RECORDS SUPPLIED —
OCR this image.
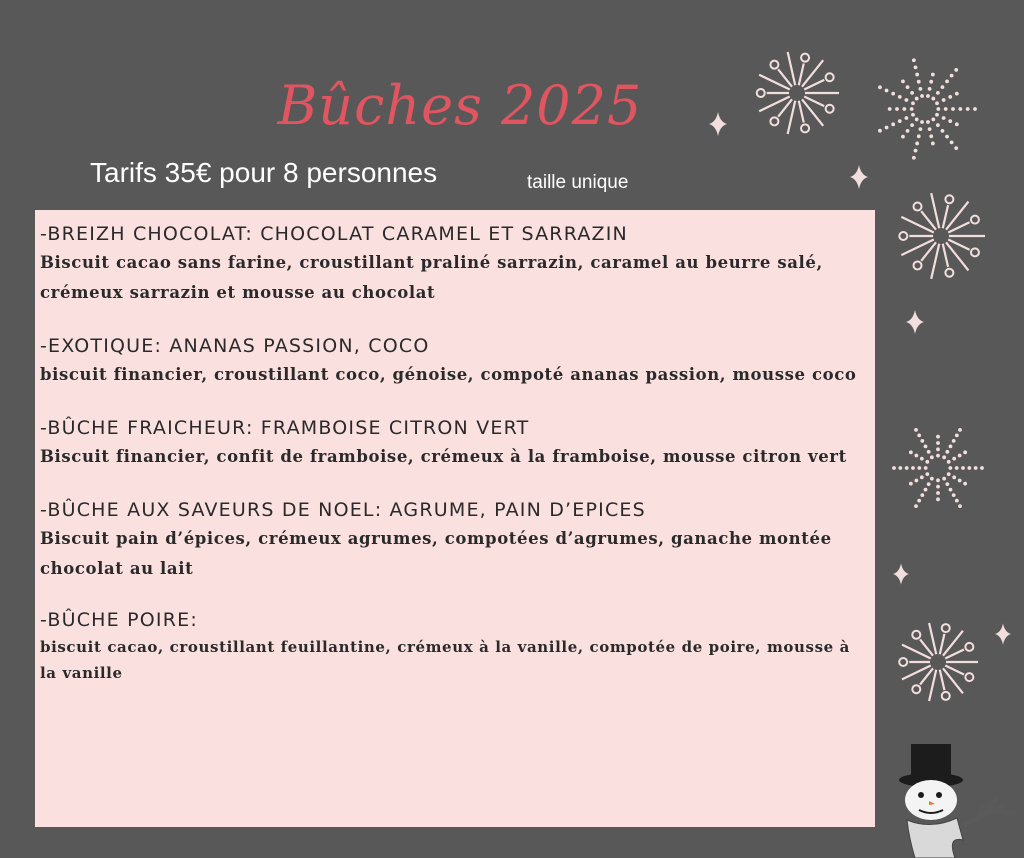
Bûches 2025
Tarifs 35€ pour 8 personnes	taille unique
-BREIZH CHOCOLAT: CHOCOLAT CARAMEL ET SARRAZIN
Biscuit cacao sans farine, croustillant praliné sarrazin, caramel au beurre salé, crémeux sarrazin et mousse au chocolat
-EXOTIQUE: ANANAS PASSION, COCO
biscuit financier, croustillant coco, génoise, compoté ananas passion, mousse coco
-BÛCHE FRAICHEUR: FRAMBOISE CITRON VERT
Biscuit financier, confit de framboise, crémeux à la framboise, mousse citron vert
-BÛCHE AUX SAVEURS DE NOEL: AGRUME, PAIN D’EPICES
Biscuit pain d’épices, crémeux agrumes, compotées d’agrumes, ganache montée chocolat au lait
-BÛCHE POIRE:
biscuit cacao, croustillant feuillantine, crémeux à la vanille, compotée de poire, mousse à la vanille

...

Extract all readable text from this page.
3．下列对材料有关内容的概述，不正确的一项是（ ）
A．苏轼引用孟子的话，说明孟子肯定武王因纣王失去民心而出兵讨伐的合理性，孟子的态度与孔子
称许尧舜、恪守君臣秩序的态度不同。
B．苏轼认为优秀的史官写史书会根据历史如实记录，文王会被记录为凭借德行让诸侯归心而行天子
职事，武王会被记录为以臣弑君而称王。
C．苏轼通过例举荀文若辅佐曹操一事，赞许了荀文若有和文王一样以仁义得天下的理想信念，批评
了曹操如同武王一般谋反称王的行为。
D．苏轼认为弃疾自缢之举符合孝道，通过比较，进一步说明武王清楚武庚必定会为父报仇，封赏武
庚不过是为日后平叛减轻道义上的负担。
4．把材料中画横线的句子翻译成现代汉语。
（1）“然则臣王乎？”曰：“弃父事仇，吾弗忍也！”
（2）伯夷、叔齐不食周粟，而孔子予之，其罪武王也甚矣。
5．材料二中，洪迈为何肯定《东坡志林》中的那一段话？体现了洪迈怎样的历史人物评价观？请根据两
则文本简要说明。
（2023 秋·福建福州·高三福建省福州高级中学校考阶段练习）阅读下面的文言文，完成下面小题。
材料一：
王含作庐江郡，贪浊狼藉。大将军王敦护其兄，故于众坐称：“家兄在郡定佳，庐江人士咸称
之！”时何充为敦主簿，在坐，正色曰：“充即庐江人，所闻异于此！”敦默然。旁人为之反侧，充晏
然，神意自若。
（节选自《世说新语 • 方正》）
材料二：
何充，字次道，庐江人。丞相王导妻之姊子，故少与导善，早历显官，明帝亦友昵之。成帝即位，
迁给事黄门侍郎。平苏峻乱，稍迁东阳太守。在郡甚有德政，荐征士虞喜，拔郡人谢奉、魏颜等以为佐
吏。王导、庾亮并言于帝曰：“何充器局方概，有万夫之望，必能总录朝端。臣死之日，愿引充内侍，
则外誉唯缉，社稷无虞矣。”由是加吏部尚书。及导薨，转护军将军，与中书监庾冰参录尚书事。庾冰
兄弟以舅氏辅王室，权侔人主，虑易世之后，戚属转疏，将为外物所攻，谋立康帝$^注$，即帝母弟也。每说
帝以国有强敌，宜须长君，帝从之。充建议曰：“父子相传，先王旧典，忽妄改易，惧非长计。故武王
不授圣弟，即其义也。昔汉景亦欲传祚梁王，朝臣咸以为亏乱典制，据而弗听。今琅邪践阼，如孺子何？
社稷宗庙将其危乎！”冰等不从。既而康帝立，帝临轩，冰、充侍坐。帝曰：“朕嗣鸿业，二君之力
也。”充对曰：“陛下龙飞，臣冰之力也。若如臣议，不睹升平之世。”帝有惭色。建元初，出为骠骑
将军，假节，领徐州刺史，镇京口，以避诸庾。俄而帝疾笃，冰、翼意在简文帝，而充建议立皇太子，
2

THE EXERCISE — Scan the records above for the string "mousse", then report every line that contains it.

TASK SOLUTION —
Biscuit cacao sans farine, croustillant praliné sarrazin, caramel au beurre salé, crémeux sarrazin et mousse au chocolat
biscuit financier, croustillant coco, génoise, compoté ananas passion, mousse coco
Biscuit financier, confit de framboise, crémeux à la framboise, mousse citron vert
biscuit cacao, croustillant feuillantine, crémeux à la vanille, compotée de poire, mousse à la vanille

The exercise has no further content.